Aim of the task: From the listing below, pull out every line where the string "Мясные" appears.

Data records
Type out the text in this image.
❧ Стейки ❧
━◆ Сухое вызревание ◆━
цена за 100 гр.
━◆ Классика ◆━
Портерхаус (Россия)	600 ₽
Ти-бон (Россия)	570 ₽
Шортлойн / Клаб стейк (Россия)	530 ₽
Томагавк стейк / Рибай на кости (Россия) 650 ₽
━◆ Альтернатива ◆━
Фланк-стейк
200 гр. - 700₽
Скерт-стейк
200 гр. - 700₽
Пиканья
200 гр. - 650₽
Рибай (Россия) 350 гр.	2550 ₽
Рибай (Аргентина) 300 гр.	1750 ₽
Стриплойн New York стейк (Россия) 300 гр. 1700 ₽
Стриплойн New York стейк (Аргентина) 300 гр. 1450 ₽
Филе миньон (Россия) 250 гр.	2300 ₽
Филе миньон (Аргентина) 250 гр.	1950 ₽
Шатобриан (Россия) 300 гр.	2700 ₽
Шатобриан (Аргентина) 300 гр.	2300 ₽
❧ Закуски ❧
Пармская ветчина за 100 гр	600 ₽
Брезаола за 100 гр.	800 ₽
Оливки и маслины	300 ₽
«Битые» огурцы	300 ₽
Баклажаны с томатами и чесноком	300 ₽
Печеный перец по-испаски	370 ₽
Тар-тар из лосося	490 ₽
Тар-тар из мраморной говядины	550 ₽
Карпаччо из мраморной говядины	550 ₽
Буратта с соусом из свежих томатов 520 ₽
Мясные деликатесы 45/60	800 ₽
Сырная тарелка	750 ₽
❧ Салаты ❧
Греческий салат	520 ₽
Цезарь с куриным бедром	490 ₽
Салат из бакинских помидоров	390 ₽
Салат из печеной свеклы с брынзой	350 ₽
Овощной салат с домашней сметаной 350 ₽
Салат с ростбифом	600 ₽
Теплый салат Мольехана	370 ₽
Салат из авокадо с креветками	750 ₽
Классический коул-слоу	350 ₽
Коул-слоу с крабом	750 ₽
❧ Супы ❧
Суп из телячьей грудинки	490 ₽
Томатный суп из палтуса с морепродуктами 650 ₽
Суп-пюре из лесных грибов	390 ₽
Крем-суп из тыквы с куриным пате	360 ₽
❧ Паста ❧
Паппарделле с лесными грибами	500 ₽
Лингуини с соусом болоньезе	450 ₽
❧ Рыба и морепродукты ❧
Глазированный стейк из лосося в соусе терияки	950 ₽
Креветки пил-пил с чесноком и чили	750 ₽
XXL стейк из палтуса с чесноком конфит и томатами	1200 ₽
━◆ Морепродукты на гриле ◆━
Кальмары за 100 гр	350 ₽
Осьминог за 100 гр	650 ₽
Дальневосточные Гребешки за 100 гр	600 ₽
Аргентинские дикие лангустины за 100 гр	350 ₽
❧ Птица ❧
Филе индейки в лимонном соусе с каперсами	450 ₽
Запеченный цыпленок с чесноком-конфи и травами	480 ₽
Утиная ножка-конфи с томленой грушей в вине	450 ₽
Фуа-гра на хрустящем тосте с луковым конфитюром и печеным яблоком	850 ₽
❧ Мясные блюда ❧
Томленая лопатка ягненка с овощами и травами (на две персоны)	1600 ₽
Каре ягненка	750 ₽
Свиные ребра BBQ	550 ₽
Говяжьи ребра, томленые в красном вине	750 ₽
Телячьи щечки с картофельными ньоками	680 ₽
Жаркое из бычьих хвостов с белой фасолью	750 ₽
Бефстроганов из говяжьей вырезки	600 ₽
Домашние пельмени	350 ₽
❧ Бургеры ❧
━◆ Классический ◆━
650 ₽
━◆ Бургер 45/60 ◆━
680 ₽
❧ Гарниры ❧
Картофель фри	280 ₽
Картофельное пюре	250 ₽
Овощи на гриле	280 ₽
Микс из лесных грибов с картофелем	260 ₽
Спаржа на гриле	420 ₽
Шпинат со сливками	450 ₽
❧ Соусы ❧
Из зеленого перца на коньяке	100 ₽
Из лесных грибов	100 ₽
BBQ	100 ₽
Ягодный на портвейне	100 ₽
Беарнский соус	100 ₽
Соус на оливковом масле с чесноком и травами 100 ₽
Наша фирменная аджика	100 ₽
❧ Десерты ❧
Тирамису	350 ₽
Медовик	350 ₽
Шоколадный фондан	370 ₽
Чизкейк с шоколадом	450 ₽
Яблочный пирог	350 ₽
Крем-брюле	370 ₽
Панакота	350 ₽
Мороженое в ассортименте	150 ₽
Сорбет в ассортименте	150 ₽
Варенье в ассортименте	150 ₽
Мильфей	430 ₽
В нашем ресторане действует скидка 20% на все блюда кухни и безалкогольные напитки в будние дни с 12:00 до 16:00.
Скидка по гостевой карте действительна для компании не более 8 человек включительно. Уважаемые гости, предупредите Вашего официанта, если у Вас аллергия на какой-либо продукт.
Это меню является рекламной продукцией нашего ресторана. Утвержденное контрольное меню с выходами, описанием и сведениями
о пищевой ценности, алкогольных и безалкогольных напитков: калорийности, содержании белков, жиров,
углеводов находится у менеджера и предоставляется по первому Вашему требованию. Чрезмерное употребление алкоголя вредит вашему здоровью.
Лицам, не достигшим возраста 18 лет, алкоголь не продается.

Full solution:
Мясные деликатесы 45/60	800 ₽
❧ Мясные блюда ❧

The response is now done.